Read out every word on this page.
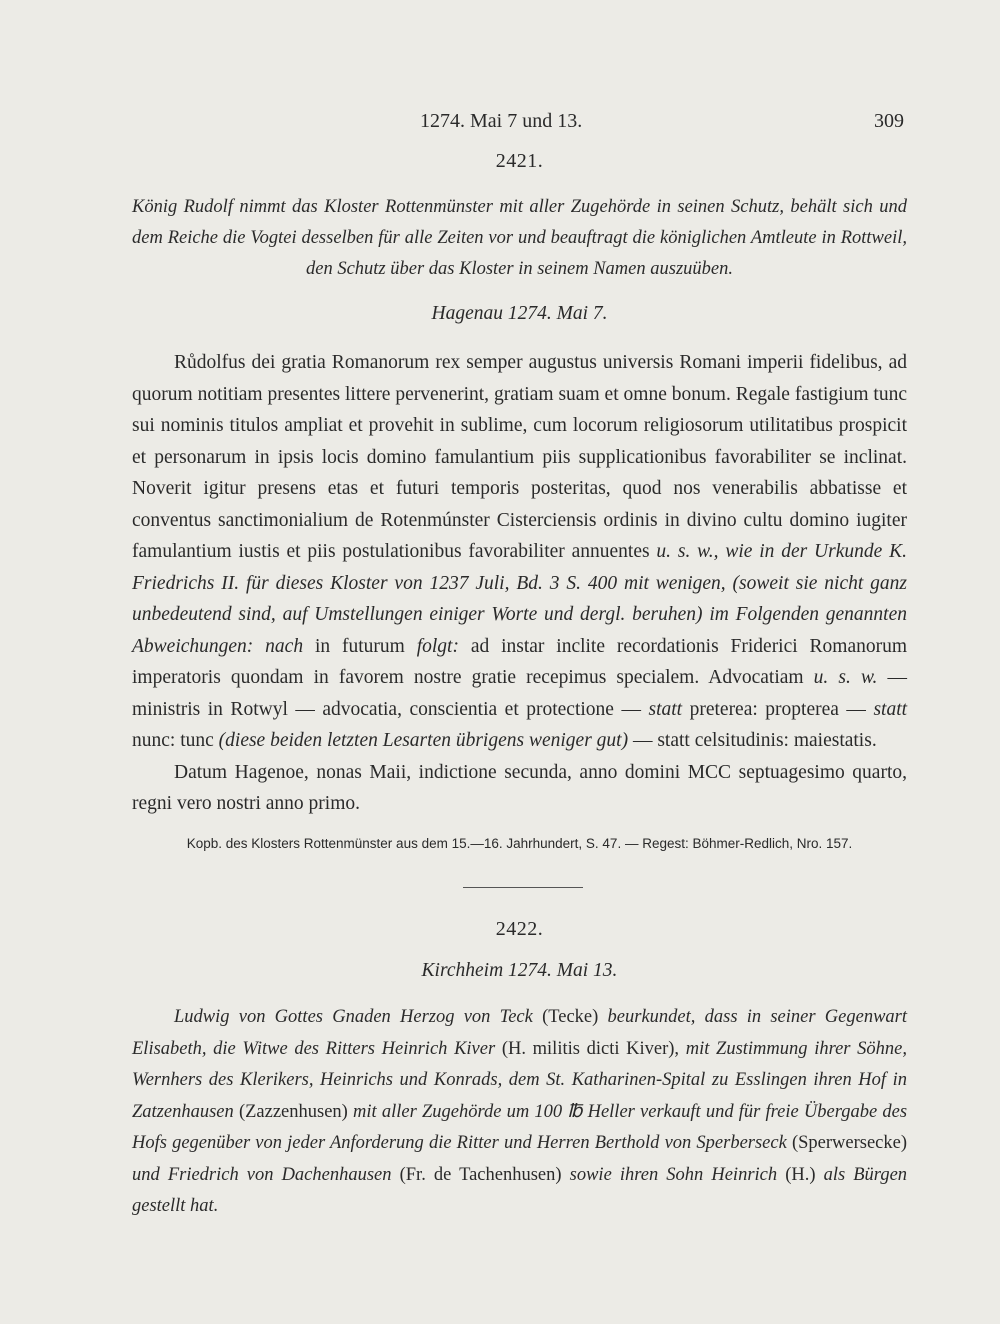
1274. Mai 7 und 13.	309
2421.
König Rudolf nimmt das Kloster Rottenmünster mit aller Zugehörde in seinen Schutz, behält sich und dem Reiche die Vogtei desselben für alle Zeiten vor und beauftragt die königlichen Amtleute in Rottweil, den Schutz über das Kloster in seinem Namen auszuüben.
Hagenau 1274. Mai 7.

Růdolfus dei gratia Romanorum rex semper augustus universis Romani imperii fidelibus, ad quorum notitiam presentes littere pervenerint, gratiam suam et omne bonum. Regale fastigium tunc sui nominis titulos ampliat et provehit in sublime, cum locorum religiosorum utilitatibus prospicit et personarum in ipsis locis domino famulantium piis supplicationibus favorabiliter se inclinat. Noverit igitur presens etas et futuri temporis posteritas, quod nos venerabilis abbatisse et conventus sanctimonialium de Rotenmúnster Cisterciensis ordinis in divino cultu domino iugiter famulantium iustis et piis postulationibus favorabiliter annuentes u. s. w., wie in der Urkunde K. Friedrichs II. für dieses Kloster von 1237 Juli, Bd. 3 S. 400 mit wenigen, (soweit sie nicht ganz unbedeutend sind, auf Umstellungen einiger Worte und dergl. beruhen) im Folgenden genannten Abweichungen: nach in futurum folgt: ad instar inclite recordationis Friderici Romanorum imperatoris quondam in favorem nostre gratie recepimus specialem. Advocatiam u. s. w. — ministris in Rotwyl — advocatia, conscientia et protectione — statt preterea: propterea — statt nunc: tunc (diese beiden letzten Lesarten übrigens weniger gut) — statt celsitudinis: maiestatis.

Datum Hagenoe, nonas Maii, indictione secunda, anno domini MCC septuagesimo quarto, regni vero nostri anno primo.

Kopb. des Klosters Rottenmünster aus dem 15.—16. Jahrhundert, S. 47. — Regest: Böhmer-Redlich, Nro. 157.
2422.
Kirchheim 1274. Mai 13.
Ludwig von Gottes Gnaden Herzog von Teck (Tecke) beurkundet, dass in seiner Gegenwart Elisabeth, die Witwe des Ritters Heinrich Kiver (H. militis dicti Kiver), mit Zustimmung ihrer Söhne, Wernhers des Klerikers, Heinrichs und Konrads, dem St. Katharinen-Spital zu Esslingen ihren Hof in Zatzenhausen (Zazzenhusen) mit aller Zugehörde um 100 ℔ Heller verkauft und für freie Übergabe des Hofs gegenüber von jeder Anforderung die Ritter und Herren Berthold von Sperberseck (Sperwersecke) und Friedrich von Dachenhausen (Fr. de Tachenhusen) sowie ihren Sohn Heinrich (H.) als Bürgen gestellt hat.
━━━
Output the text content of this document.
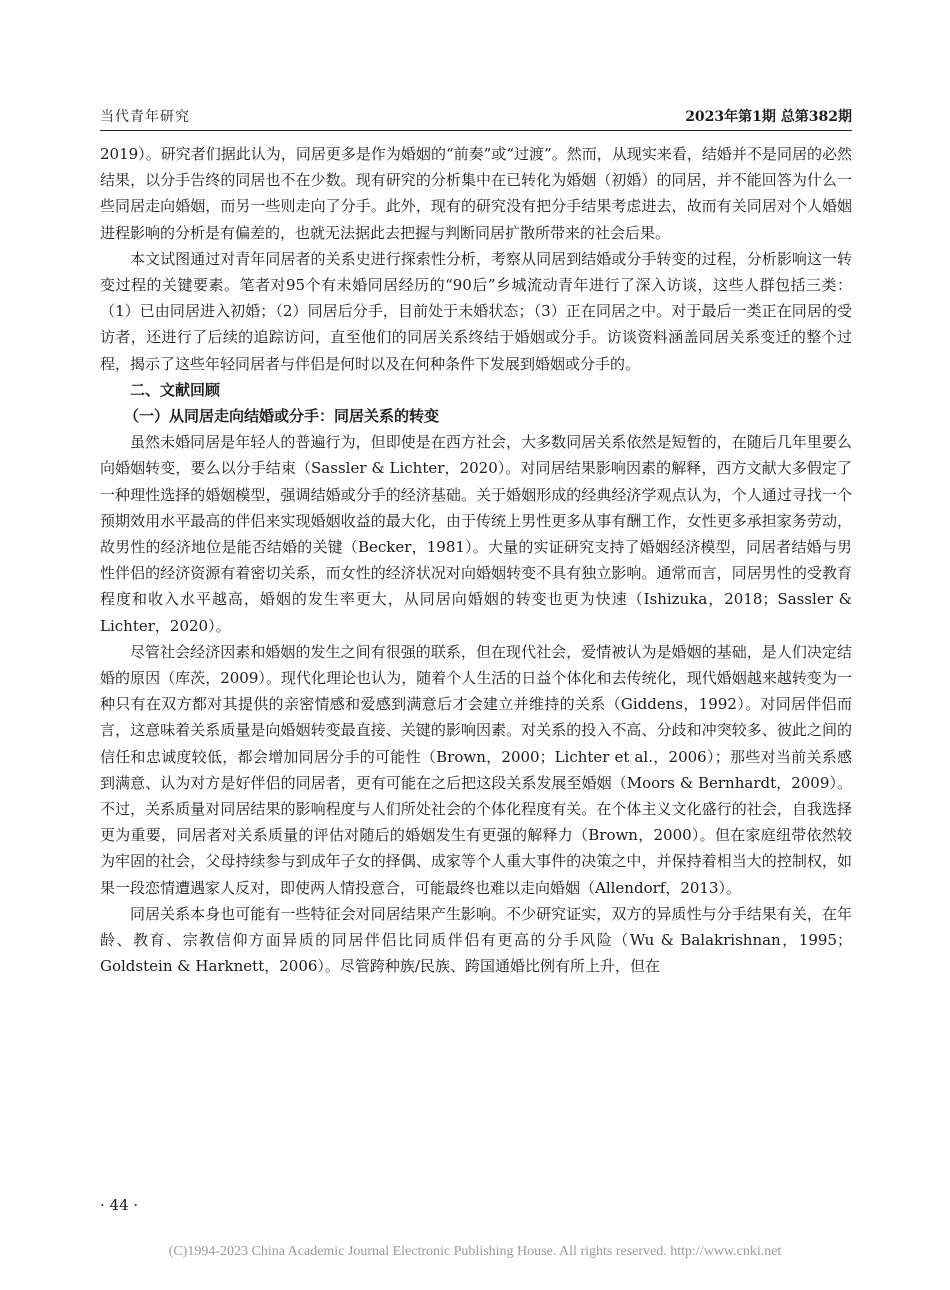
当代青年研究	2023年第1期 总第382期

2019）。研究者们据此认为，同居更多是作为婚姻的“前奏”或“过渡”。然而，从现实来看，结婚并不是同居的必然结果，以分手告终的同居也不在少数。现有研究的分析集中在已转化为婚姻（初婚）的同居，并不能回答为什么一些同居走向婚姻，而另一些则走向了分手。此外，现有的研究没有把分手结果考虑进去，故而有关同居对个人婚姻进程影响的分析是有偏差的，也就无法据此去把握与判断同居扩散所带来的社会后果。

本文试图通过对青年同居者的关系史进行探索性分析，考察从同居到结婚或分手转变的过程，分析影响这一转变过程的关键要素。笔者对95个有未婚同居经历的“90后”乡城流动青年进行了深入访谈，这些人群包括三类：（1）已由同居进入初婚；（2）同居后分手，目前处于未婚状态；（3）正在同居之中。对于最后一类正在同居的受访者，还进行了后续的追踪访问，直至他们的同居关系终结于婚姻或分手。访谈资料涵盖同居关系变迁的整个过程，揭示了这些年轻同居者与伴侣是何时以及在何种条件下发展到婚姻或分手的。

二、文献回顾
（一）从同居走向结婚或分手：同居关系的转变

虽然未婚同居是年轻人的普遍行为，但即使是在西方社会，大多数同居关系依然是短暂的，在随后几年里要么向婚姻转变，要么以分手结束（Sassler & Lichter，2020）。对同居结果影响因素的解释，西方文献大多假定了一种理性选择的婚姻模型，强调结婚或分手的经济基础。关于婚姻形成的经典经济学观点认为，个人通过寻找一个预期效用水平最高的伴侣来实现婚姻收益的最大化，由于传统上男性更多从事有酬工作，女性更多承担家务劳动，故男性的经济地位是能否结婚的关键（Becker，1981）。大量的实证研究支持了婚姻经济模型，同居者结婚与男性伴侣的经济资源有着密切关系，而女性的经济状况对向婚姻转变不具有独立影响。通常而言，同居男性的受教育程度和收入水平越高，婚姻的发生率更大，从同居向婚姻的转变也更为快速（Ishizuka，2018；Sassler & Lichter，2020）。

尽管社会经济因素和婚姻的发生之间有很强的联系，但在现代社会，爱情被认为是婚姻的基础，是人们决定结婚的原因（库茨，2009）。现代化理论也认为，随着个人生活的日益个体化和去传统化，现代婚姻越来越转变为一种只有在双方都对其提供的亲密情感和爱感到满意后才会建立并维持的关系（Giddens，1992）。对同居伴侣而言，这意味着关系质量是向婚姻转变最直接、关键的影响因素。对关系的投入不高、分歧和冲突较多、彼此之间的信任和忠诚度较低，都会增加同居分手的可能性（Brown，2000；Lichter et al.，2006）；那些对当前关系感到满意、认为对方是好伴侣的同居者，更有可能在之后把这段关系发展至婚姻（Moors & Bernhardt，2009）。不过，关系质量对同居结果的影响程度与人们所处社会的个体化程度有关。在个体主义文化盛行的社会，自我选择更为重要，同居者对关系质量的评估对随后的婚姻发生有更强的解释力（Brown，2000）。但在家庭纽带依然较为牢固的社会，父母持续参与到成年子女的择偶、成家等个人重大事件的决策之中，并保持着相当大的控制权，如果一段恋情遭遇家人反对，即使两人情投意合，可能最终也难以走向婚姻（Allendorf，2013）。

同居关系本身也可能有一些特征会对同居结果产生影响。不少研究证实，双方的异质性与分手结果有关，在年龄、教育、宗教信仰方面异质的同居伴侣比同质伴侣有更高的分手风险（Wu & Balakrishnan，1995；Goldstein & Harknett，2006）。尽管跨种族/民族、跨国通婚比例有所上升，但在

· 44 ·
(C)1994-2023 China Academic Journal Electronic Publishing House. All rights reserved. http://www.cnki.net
━━━
Scan the listing above for the word "this" and copy every line that holds it.

Read out every word on this page.
Output the text content of this document.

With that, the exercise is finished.